[Items from a dataset]
****

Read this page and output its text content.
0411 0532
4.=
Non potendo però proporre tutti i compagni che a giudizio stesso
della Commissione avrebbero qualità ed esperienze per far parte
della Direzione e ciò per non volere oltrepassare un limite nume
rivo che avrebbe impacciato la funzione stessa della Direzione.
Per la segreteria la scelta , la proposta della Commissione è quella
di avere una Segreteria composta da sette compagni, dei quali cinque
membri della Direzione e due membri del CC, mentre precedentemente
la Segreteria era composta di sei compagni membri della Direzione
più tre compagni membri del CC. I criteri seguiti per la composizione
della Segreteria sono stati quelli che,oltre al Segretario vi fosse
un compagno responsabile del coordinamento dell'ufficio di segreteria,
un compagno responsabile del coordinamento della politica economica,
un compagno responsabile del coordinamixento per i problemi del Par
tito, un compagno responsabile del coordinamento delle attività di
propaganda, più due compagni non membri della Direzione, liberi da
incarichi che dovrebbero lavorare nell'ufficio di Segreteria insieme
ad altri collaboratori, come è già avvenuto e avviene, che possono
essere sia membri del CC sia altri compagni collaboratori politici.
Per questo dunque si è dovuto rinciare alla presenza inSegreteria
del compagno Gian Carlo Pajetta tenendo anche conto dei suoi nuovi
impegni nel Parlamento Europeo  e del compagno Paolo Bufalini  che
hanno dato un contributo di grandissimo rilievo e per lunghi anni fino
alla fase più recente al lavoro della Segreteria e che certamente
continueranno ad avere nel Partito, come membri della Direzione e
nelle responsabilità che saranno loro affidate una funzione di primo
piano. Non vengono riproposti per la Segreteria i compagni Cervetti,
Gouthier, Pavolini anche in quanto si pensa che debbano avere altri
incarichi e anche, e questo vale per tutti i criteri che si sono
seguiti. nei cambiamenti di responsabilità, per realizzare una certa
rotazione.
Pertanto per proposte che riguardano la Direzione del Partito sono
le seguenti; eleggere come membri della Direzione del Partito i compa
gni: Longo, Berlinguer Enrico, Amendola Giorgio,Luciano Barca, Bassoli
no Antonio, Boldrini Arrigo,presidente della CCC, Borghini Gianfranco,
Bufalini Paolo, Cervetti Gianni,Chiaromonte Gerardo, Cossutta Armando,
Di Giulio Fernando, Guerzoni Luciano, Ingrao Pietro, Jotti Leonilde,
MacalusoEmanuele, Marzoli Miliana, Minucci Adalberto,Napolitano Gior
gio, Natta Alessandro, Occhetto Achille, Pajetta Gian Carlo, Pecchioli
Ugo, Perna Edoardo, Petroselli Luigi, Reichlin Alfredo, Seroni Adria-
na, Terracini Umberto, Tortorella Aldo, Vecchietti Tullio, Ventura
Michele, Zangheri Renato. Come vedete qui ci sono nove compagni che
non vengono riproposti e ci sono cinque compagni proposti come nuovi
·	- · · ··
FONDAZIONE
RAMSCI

****

[GIVEN REQUEST] Within the entries above, report how many lines include "nuovi", and keep the answer to the number.

[EXPECTED ANSWER] 2